▶ _PROBLEM STATEMENT_: Pick out the lines below that contain the string "Average" and copy them all.
## BEGIN DATASET RECORDS
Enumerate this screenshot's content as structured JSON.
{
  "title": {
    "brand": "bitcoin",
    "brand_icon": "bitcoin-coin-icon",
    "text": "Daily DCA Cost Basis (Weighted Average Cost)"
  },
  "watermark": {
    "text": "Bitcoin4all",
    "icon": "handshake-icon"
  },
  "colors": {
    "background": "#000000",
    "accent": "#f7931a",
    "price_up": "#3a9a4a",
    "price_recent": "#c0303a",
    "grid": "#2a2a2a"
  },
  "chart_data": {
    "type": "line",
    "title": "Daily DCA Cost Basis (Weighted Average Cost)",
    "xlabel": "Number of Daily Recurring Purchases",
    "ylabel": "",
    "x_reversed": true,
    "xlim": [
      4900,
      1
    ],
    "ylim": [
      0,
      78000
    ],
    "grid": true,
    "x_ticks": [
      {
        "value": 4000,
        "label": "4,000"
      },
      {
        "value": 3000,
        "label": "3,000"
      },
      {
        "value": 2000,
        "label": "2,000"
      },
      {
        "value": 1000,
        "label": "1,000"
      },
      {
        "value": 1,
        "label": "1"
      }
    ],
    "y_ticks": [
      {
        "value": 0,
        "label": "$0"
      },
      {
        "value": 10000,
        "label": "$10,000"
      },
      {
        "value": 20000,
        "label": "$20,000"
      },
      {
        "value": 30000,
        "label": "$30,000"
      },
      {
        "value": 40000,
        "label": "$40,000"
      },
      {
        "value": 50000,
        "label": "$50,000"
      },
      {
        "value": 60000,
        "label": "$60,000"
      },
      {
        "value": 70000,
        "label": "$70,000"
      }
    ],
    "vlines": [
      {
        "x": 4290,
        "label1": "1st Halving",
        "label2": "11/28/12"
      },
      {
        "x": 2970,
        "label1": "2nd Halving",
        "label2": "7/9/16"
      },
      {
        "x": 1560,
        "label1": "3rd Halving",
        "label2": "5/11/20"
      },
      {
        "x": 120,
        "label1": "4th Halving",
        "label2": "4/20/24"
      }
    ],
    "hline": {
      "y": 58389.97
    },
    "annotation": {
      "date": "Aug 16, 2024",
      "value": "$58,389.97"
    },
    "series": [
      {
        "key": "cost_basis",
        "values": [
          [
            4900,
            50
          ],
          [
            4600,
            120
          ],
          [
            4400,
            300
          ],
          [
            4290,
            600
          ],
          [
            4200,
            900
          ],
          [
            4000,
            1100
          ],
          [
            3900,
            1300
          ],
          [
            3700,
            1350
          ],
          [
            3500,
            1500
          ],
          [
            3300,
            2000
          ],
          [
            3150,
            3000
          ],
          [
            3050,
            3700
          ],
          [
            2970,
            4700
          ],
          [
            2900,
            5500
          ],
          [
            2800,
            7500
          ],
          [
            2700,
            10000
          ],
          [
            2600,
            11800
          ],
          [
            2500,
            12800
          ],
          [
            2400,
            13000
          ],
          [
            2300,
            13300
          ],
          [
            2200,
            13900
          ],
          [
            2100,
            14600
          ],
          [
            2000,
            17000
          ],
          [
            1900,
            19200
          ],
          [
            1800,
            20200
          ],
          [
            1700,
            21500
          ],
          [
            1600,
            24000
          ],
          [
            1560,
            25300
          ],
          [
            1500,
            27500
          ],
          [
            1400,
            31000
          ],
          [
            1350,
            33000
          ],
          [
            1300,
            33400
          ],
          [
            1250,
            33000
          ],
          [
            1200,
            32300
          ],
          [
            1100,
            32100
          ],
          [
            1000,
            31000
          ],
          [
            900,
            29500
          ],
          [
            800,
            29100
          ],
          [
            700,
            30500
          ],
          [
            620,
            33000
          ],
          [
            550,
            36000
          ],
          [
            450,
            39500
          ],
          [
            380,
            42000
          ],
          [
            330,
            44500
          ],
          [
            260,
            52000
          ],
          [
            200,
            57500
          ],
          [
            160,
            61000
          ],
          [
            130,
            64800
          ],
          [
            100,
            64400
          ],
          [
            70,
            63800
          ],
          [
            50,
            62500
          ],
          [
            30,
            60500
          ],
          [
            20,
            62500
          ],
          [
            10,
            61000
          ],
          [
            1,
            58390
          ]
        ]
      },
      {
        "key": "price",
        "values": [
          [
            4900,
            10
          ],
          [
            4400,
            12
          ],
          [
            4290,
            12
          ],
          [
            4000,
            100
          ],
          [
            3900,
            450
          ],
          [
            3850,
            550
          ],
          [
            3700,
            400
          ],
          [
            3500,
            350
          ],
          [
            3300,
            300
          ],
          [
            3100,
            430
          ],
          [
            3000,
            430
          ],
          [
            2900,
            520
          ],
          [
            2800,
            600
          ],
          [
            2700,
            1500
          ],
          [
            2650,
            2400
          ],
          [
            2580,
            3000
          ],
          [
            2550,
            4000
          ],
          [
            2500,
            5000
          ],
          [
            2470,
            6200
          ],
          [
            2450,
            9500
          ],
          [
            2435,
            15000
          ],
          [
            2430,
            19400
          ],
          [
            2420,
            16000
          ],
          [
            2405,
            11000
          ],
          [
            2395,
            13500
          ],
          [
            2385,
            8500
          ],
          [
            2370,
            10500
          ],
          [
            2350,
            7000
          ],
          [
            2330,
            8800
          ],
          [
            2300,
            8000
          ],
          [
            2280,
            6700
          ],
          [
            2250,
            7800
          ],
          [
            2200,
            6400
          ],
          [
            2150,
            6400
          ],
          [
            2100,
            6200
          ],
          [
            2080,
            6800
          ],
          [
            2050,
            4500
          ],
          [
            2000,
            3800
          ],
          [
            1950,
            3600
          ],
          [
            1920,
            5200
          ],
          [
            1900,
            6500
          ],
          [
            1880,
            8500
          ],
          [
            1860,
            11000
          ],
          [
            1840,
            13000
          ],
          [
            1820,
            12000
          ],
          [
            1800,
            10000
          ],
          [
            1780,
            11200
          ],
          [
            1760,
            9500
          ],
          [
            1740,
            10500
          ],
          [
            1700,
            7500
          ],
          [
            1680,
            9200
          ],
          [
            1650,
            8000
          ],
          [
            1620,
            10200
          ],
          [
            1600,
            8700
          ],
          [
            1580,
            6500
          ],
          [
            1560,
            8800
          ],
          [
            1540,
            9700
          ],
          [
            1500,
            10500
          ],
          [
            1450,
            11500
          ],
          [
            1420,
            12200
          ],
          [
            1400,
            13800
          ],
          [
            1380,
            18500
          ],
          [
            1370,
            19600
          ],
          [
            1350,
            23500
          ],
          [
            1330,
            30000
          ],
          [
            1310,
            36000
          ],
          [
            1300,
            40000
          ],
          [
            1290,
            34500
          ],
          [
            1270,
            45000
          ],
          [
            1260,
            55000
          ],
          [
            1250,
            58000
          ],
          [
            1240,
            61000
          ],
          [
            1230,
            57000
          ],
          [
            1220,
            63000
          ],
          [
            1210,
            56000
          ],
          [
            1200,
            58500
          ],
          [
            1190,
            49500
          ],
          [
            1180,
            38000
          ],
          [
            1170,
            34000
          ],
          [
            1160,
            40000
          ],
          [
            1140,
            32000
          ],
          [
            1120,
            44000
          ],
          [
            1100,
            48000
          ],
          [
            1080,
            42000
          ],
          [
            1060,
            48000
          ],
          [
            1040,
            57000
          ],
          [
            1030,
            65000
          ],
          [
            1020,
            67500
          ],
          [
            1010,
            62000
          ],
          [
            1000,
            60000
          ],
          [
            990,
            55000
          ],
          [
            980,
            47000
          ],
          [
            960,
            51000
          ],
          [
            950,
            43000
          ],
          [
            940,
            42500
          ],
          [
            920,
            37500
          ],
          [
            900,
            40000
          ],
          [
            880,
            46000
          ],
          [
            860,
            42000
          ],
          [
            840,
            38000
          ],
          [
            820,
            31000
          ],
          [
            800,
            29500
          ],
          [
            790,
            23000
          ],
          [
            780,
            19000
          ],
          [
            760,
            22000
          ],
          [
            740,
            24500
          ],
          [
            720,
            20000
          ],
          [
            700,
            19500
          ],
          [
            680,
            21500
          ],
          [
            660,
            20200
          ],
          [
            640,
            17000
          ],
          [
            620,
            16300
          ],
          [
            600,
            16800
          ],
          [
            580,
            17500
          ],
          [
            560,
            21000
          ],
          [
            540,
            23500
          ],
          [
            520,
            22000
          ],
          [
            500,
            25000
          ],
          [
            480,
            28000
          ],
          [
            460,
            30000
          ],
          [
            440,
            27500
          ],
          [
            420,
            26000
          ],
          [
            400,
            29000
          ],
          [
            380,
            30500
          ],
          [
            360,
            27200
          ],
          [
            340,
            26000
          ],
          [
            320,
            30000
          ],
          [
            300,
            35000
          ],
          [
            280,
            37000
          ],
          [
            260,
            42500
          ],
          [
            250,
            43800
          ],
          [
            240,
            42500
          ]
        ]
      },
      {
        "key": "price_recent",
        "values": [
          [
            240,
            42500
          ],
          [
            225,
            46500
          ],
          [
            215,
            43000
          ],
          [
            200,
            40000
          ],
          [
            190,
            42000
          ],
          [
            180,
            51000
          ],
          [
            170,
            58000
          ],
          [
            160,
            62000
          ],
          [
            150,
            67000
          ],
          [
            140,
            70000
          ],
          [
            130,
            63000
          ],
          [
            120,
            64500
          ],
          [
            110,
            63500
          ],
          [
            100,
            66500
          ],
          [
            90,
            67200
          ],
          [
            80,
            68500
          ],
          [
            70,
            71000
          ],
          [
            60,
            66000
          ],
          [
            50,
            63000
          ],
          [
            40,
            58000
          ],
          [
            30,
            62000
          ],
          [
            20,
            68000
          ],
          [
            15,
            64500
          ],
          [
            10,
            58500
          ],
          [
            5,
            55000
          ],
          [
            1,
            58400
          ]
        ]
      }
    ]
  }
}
## END DATASET RECORDS
▶ _RESULT OF THIS TASK_:
    "text": "Daily DCA Cost Basis (Weighted Average Cost)"
    "title": "Daily DCA Cost Basis (Weighted Average Cost)",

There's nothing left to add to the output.